╭──
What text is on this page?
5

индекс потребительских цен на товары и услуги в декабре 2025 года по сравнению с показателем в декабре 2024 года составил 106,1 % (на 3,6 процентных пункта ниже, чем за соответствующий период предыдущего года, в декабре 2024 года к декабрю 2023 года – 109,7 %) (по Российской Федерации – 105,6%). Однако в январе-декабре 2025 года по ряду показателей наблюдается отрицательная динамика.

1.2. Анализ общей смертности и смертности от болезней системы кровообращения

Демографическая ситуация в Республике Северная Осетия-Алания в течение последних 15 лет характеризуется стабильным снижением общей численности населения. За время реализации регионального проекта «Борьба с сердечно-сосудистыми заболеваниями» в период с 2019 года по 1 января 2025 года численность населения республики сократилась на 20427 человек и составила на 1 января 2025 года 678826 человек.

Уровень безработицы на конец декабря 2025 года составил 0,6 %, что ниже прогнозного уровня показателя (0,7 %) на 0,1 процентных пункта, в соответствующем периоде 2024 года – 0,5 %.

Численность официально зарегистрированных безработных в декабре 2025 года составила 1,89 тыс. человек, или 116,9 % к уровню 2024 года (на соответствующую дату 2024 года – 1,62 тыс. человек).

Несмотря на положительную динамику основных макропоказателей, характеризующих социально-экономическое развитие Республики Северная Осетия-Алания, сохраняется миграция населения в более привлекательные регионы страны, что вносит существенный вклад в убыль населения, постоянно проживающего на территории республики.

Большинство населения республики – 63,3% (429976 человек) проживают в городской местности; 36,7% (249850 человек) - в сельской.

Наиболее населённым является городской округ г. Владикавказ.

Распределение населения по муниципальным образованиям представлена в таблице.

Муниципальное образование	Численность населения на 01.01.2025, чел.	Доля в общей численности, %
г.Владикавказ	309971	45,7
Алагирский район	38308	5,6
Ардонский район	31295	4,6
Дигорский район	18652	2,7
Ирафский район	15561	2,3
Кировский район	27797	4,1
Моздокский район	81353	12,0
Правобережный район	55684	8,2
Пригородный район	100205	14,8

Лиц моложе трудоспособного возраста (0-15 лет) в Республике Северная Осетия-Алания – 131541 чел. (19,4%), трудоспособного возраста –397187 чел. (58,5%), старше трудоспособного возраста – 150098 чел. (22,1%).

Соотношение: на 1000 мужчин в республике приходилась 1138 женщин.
╰──
How many of the lines above include the string "процентных"? Reply with the number by itself.

Reply:
2